Report all lines holding "Preparation".

PROVIDED DATA:
--------

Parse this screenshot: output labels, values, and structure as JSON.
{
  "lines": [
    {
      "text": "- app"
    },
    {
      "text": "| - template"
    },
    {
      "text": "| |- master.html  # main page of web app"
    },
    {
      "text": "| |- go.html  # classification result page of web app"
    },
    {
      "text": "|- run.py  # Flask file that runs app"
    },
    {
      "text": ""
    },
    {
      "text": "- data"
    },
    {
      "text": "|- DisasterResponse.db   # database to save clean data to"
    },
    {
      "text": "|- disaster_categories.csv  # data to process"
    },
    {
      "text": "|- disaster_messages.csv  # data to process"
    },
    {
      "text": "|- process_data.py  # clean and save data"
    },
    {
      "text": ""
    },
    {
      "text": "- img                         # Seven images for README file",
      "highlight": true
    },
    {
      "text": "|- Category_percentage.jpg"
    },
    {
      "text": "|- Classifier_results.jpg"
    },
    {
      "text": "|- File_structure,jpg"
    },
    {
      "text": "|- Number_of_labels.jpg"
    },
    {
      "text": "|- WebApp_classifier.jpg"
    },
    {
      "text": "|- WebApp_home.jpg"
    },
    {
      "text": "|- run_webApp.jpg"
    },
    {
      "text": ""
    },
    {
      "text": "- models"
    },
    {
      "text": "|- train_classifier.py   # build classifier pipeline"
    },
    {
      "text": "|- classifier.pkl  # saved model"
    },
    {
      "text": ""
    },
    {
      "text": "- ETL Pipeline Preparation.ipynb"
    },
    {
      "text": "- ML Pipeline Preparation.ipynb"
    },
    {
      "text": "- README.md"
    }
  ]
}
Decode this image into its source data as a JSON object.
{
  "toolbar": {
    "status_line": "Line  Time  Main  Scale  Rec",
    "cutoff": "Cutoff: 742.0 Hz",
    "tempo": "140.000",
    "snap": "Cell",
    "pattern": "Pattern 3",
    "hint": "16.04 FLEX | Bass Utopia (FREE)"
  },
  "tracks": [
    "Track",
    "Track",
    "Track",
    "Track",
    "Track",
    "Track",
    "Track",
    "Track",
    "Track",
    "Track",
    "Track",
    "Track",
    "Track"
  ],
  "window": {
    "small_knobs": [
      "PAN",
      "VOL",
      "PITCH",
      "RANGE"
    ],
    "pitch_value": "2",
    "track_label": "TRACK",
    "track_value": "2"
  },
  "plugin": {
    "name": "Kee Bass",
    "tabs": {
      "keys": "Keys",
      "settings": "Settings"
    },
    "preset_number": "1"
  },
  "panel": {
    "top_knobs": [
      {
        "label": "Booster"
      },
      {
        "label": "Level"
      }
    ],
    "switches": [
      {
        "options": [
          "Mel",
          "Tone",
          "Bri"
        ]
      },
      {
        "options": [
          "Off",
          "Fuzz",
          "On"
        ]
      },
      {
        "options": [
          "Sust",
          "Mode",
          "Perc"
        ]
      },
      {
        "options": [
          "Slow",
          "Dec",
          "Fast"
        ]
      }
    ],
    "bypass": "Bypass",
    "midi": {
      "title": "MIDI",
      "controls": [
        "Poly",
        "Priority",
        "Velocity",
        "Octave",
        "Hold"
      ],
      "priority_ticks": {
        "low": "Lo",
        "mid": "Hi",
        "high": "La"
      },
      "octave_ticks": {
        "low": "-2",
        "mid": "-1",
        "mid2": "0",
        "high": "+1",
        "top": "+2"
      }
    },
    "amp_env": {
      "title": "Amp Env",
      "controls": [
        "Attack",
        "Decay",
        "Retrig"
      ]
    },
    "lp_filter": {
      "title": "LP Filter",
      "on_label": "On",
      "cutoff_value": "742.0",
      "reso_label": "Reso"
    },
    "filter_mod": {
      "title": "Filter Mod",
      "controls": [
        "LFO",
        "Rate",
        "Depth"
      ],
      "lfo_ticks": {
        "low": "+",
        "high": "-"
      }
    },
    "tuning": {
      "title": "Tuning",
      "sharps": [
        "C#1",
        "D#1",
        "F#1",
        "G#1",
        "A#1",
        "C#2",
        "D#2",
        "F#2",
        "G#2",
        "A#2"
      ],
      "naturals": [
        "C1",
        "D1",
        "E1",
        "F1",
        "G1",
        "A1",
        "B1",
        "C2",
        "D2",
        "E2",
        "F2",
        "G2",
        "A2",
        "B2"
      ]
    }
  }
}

--------

FULL OUTPUT:
      "text": "- ETL Pipeline Preparation.ipynb"
      "text": "- ML Pipeline Preparation.ipynb"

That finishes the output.